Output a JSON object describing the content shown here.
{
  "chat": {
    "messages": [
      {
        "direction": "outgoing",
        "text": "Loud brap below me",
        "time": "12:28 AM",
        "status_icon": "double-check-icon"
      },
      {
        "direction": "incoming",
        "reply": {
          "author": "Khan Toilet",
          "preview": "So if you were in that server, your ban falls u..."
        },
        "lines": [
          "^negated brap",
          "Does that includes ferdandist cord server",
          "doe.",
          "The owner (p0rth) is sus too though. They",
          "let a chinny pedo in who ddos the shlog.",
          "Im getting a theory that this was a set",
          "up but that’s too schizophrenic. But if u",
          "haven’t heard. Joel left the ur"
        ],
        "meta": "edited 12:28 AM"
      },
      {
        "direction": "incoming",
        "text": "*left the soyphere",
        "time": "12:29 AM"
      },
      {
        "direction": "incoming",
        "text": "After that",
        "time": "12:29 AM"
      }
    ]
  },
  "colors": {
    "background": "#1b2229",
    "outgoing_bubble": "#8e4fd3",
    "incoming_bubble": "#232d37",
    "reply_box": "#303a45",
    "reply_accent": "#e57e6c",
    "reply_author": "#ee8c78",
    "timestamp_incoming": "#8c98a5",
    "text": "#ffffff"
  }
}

====

Go through the listing and print each line exactly as it appears.

▶ **Exercise result**
Output a JSON object describing the content shown here.
{
  "chat": {
    "messages": [
      {
        "direction": "outgoing",
        "text": "Loud brap below me",
        "time": "12:28 AM",
        "status_icon": "double-check-icon"
      },
      {
        "direction": "incoming",
        "reply": {
          "author": "Khan Toilet",
          "preview": "So if you were in that server, your ban falls u..."
        },
        "lines": [
          "^negated brap",
          "Does that includes ferdandist cord server",
          "doe.",
          "The owner (p0rth) is sus too though. They",
          "let a chinny pedo in who ddos the shlog.",
          "Im getting a theory that this was a set",
          "up but that’s too schizophrenic. But if u",
          "haven’t heard. Joel left the ur"
        ],
        "meta": "edited 12:28 AM"
      },
      {
        "direction": "incoming",
        "text": "*left the soyphere",
        "time": "12:29 AM"
      },
      {
        "direction": "incoming",
        "text": "After that",
        "time": "12:29 AM"
      }
    ]
  },
  "colors": {
    "background": "#1b2229",
    "outgoing_bubble": "#8e4fd3",
    "incoming_bubble": "#232d37",
    "reply_box": "#303a45",
    "reply_accent": "#e57e6c",
    "reply_author": "#ee8c78",
    "timestamp_incoming": "#8c98a5",
    "text": "#ffffff"
  }
}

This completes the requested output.